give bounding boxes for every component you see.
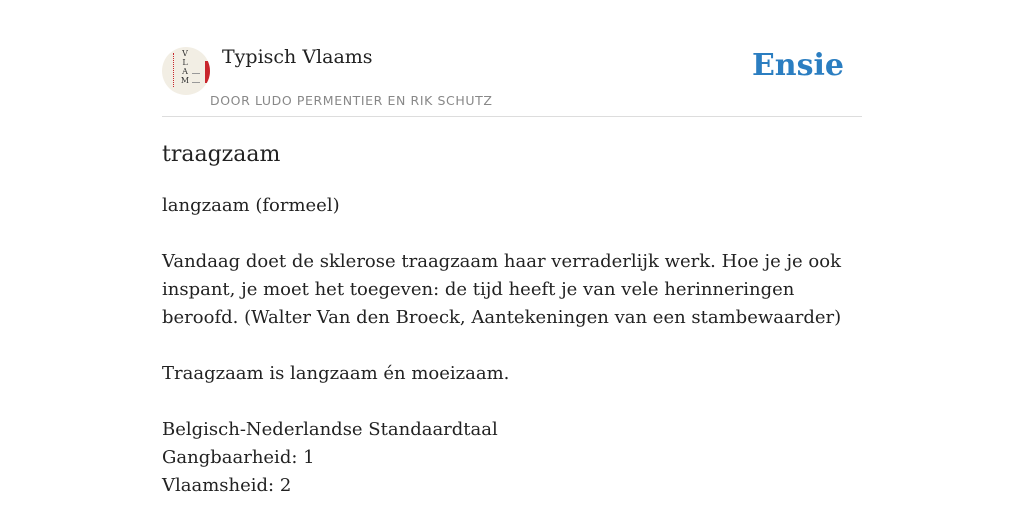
entry-definition: langzaam (formeel) (162, 195, 340, 216)
logo-dotted-line (173, 53, 176, 87)
entry-gangbaarheid: Gangbaarheid: 1 (162, 447, 315, 468)
author-byline: DOOR LUDO PERMENTIER EN RIK SCHUTZ (210, 93, 493, 108)
entry-register: Belgisch-Nederlandse Standaardtaal (162, 419, 498, 440)
logo-lines (192, 73, 200, 83)
book-title[interactable]: Typisch Vlaams (222, 46, 373, 68)
entry-example: Vandaag doet de sklerose traagzaam haar verraderlijk werk. Hoe je je ook inspant, je moet het toegeven: de tijd heeft je van vele herinneringen beroofd. (Walter Van den Broeck, Aantekeningen van een stambewaarder) (162, 251, 842, 328)
entry-remark: Traagzaam is langzaam én moeizaam. (162, 363, 510, 384)
ensie-brand-link[interactable]: Ensie (751, 48, 844, 83)
entry-term: traagzaam (162, 142, 281, 167)
logo-red-edge (205, 61, 210, 83)
book-cover-logo[interactable] (162, 47, 210, 95)
entry-vlaamsheid: Vlaamsheid: 2 (162, 475, 292, 496)
entry-meta (162, 416, 862, 500)
site-header (162, 46, 862, 117)
logo-letters: V L A M (180, 49, 190, 85)
entry-content (162, 140, 862, 500)
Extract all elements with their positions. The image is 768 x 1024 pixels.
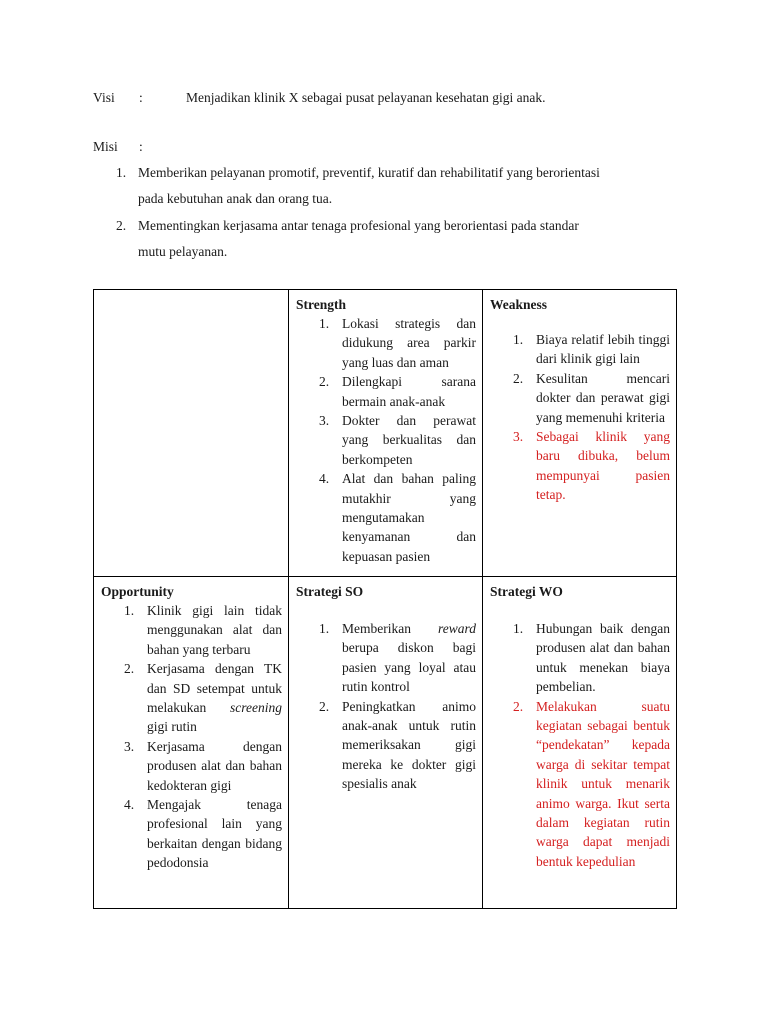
list-item-text: Biaya relatif lebih tinggi dari klinik gigi lain bbox=[536, 332, 670, 367]
list-item-number: 2. bbox=[124, 661, 135, 677]
list-item-number: 2. bbox=[319, 374, 330, 390]
strategi-so-cell bbox=[289, 577, 483, 909]
list-item-text: Klinik gigi lain tidak menggunakan alat dan bahan yang terbaru bbox=[147, 603, 282, 657]
list-item bbox=[101, 601, 282, 659]
list-item-number: 1. bbox=[513, 621, 524, 636]
list-item bbox=[296, 619, 476, 697]
misi-label: Misi bbox=[93, 139, 118, 154]
list-item-number: 1. bbox=[319, 316, 330, 331]
list-item-number: 2. bbox=[513, 370, 524, 386]
strategi-wo-list bbox=[490, 619, 670, 871]
strength-list bbox=[296, 314, 476, 566]
misi-item-number: 2. bbox=[116, 218, 127, 233]
list-item bbox=[296, 697, 476, 794]
visi-label: Visi bbox=[93, 90, 115, 105]
list-item-highlighted bbox=[490, 427, 670, 505]
weakness-list bbox=[490, 330, 670, 505]
list-item bbox=[490, 619, 670, 697]
list-item-number: 2. bbox=[319, 698, 330, 714]
list-item bbox=[296, 411, 476, 469]
list-item bbox=[296, 469, 476, 566]
misi-heading bbox=[93, 137, 293, 157]
opportunity-heading: Opportunity bbox=[101, 584, 174, 599]
list-item-number: 2. bbox=[513, 698, 524, 714]
list-item-number: 1. bbox=[124, 603, 135, 618]
misi-list bbox=[116, 160, 676, 266]
misi-item bbox=[116, 213, 676, 265]
list-item-number: 4. bbox=[124, 797, 135, 813]
list-item-number: 1. bbox=[319, 621, 330, 636]
weakness-heading: Weakness bbox=[490, 297, 548, 312]
swot-table bbox=[93, 289, 677, 909]
misi-item-line: Memberikan pelayanan promotif, preventif, kuratif dan rehabilitatif yang berorientasi bbox=[138, 165, 600, 180]
misi-item-number: 1. bbox=[116, 165, 127, 180]
list-item-text: Dilengkapi sarana bermain anak-anak bbox=[342, 374, 476, 409]
list-item-text: Melakukan suatu kegiatan sebagai bentuk “pendekatan” kepada warga di sekitar tempat klinik untuk menarik animo warga. Ikut serta dalam kegiatan rutin warga dapat menjadi bentuk kepedulian bbox=[536, 698, 670, 869]
list-item-text: Dokter dan perawat yang berkualitas dan berkompeten bbox=[342, 413, 476, 467]
list-item-text: Alat dan bahan paling mutakhir yang mengutamakan kenyamanan dan kepuasan pasien bbox=[342, 471, 476, 564]
list-item bbox=[101, 737, 282, 795]
list-item-text: gigi rutin bbox=[147, 719, 197, 735]
misi-item-line: Mementingkan kerjasama antar tenaga profesional yang berorientasi pada standar bbox=[138, 218, 579, 233]
list-item-text: Kerjasama dengan produsen alat dan bahan kedokteran gigi bbox=[147, 738, 282, 793]
list-item-number: 4. bbox=[319, 471, 330, 487]
list-item-text: berupa diskon bagi pasien yang loyal atau rutin kontrol bbox=[342, 640, 476, 695]
list-item-text: Hubungan baik dengan produsen alat dan bahan untuk menekan biaya pembelian. bbox=[536, 621, 670, 695]
strength-cell bbox=[289, 290, 483, 577]
list-item bbox=[101, 795, 282, 873]
misi-item-line: pada kebutuhan anak dan orang tua. bbox=[138, 191, 333, 206]
misi-item-line: mutu pelayanan. bbox=[138, 244, 228, 259]
strategi-wo-cell bbox=[483, 577, 677, 909]
visi-text: Menjadikan klinik X sebagai pusat pelayanan kesehatan gigi anak. bbox=[186, 90, 546, 105]
opportunity-cell bbox=[94, 577, 289, 909]
list-item-text: Memberikan bbox=[342, 621, 438, 636]
list-item bbox=[490, 330, 670, 369]
list-item bbox=[101, 659, 282, 737]
list-item-text: Sebagai klinik yang baru dibuka, belum mempunyai pasien tetap. bbox=[536, 429, 670, 503]
list-item-text: Kesulitan mencari dokter dan perawat gigi yang memenuhi kriteria bbox=[536, 370, 670, 425]
empty-corner-cell bbox=[94, 290, 289, 577]
list-item-text: Lokasi strategis dan didukung area parkir yang luas dan aman bbox=[342, 316, 476, 370]
misi-item bbox=[116, 160, 676, 212]
misi-colon: : bbox=[139, 139, 143, 154]
list-item bbox=[296, 372, 476, 411]
list-item-emphasis: screening bbox=[230, 700, 282, 716]
list-item-text: Mengajak tenaga profesional lain yang berkaitan dengan bidang pedodonsia bbox=[147, 797, 282, 871]
list-item-number: 3. bbox=[124, 738, 135, 754]
list-item-text: Peningkatkan animo anak-anak untuk rutin memeriksakan gigi mereka ke dokter gigi spesialis anak bbox=[342, 698, 476, 792]
strength-heading: Strength bbox=[296, 297, 347, 312]
list-item-text: Kerjasama dengan TK dan SD setempat untuk melakukan bbox=[147, 661, 282, 716]
list-item-number: 3. bbox=[513, 429, 524, 445]
list-item-number: 1. bbox=[513, 332, 524, 347]
strategi-so-list bbox=[296, 619, 476, 794]
list-item-number: 3. bbox=[319, 413, 330, 429]
weakness-cell bbox=[483, 290, 677, 577]
strategi-wo-heading: Strategi WO bbox=[490, 584, 563, 599]
strategi-so-heading: Strategi SO bbox=[296, 584, 364, 599]
list-item-emphasis: reward bbox=[437, 621, 476, 636]
list-item bbox=[296, 314, 476, 372]
list-item bbox=[490, 369, 670, 427]
list-item-highlighted bbox=[490, 697, 670, 872]
opportunity-list bbox=[101, 601, 282, 873]
visi-colon: : bbox=[139, 90, 143, 105]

Written problem:
Rewrite all of the material above, replacing "list-item-text" with "entry-text" everywhere and keeping everything else unchanged. Omit the pictures.

Result:
give bounding boxes for every component you see.
entry-definition: langzaam (formeel) (162, 195, 340, 216)
logo-dotted-line (173, 53, 176, 87)
entry-gangbaarheid: Gangbaarheid: 1 (162, 447, 315, 468)
author-byline: DOOR LUDO PERMENTIER EN RIK SCHUTZ (210, 93, 493, 108)
entry-register: Belgisch-Nederlandse Standaardtaal (162, 419, 498, 440)
logo-lines (192, 73, 200, 83)
book-title[interactable]: Typisch Vlaams (222, 46, 373, 68)
entry-example: Vandaag doet de sklerose traagzaam haar verraderlijk werk. Hoe je je ook inspant, je moet het toegeven: de tijd heeft je van vele herinneringen beroofd. (Walter Van den Broeck, Aantekeningen van een stambewaarder) (162, 251, 842, 328)
entry-remark: Traagzaam is langzaam én moeizaam. (162, 363, 510, 384)
ensie-brand-link[interactable]: Ensie (751, 48, 844, 83)
entry-term: traagzaam (162, 142, 281, 167)
logo-red-edge (205, 61, 210, 83)
book-cover-logo[interactable] (162, 47, 210, 95)
entry-vlaamsheid: Vlaamsheid: 2 (162, 475, 292, 496)
entry-meta (162, 416, 862, 500)
site-header (162, 46, 862, 117)
logo-letters: V L A M (180, 49, 190, 85)
entry-content (162, 140, 862, 500)
Extract all elements with their positions. The image is 768 x 1024 pixels.
entry-text: Biaya relatif lebih tinggi dari klinik gigi lain bbox=[536, 332, 670, 367]
list-item-number: 2. bbox=[124, 661, 135, 677]
list-item-number: 2. bbox=[319, 374, 330, 390]
strategi-so-cell bbox=[289, 577, 483, 909]
entry-text: Klinik gigi lain tidak menggunakan alat dan bahan yang terbaru bbox=[147, 603, 282, 657]
list-item bbox=[101, 601, 282, 659]
list-item-number: 1. bbox=[513, 621, 524, 636]
list-item bbox=[296, 619, 476, 697]
misi-label: Misi bbox=[93, 139, 118, 154]
list-item-number: 1. bbox=[319, 316, 330, 331]
list-item-number: 2. bbox=[513, 370, 524, 386]
strategi-wo-list bbox=[490, 619, 670, 871]
strength-list bbox=[296, 314, 476, 566]
misi-item-number: 2. bbox=[116, 218, 127, 233]
list-item bbox=[296, 697, 476, 794]
visi-label: Visi bbox=[93, 90, 115, 105]
list-item-highlighted bbox=[490, 427, 670, 505]
weakness-list bbox=[490, 330, 670, 505]
list-item bbox=[490, 619, 670, 697]
list-item-number: 2. bbox=[319, 698, 330, 714]
list-item bbox=[296, 411, 476, 469]
list-item bbox=[296, 469, 476, 566]
misi-heading bbox=[93, 137, 293, 157]
opportunity-heading: Opportunity bbox=[101, 584, 174, 599]
list-item-number: 2. bbox=[513, 698, 524, 714]
list-item-number: 1. bbox=[124, 603, 135, 618]
misi-list bbox=[116, 160, 676, 266]
misi-item bbox=[116, 213, 676, 265]
list-item-number: 4. bbox=[124, 797, 135, 813]
list-item-number: 1. bbox=[319, 621, 330, 636]
weakness-heading: Weakness bbox=[490, 297, 548, 312]
swot-table bbox=[93, 289, 677, 909]
misi-item-line: Memberikan pelayanan promotif, preventif, kuratif dan rehabilitatif yang berorientasi bbox=[138, 165, 600, 180]
misi-item-number: 1. bbox=[116, 165, 127, 180]
entry-text: Dilengkapi sarana bermain anak-anak bbox=[342, 374, 476, 409]
entry-text: Melakukan suatu kegiatan sebagai bentuk “pendekatan” kepada warga di sekitar tempat klinik untuk menarik animo warga. Ikut serta dalam kegiatan rutin warga dapat menjadi bentuk kepedulian bbox=[536, 698, 670, 869]
entry-text: Dokter dan perawat yang berkualitas dan berkompeten bbox=[342, 413, 476, 467]
entry-text: Alat dan bahan paling mutakhir yang mengutamakan kenyamanan dan kepuasan pasien bbox=[342, 471, 476, 564]
list-item bbox=[101, 737, 282, 795]
entry-text: gigi rutin bbox=[147, 719, 197, 735]
misi-item-line: Mementingkan kerjasama antar tenaga profesional yang berorientasi pada standar bbox=[138, 218, 579, 233]
entry-text: Kerjasama dengan produsen alat dan bahan kedokteran gigi bbox=[147, 738, 282, 793]
list-item-number: 4. bbox=[319, 471, 330, 487]
entry-text: berupa diskon bagi pasien yang loyal atau rutin kontrol bbox=[342, 640, 476, 695]
entry-text: Hubungan baik dengan produsen alat dan bahan untuk menekan biaya pembelian. bbox=[536, 621, 670, 695]
strength-cell bbox=[289, 290, 483, 577]
list-item bbox=[101, 795, 282, 873]
misi-item-line: pada kebutuhan anak dan orang tua. bbox=[138, 191, 333, 206]
misi-item-line: mutu pelayanan. bbox=[138, 244, 228, 259]
strategi-wo-cell bbox=[483, 577, 677, 909]
visi-text: Menjadikan klinik X sebagai pusat pelayanan kesehatan gigi anak. bbox=[186, 90, 546, 105]
opportunity-cell bbox=[94, 577, 289, 909]
entry-text: Memberikan bbox=[342, 621, 438, 636]
list-item bbox=[490, 330, 670, 369]
list-item bbox=[101, 659, 282, 737]
entry-text: Sebagai klinik yang baru dibuka, belum mempunyai pasien tetap. bbox=[536, 429, 670, 503]
entry-text: Kesulitan mencari dokter dan perawat gigi yang memenuhi kriteria bbox=[536, 370, 670, 425]
empty-corner-cell bbox=[94, 290, 289, 577]
entry-text: Lokasi strategis dan didukung area parkir yang luas dan aman bbox=[342, 316, 476, 370]
misi-item bbox=[116, 160, 676, 212]
misi-colon: : bbox=[139, 139, 143, 154]
list-item bbox=[296, 372, 476, 411]
list-item-emphasis: screening bbox=[230, 700, 282, 716]
entry-text: Mengajak tenaga profesional lain yang berkaitan dengan bidang pedodonsia bbox=[147, 797, 282, 871]
list-item-number: 3. bbox=[124, 738, 135, 754]
entry-text: Peningkatkan animo anak-anak untuk rutin memeriksakan gigi mereka ke dokter gigi spesialis anak bbox=[342, 698, 476, 792]
strength-heading: Strength bbox=[296, 297, 347, 312]
entry-text: Kerjasama dengan TK dan SD setempat untuk melakukan bbox=[147, 661, 282, 716]
list-item-number: 3. bbox=[513, 429, 524, 445]
list-item-number: 1. bbox=[513, 332, 524, 347]
strategi-so-list bbox=[296, 619, 476, 794]
list-item-number: 3. bbox=[319, 413, 330, 429]
weakness-cell bbox=[483, 290, 677, 577]
strategi-wo-heading: Strategi WO bbox=[490, 584, 563, 599]
strategi-so-heading: Strategi SO bbox=[296, 584, 364, 599]
list-item-emphasis: reward bbox=[437, 621, 476, 636]
list-item bbox=[296, 314, 476, 372]
list-item bbox=[490, 369, 670, 427]
list-item-highlighted bbox=[490, 697, 670, 872]
opportunity-list bbox=[101, 601, 282, 873]
visi-colon: : bbox=[139, 90, 143, 105]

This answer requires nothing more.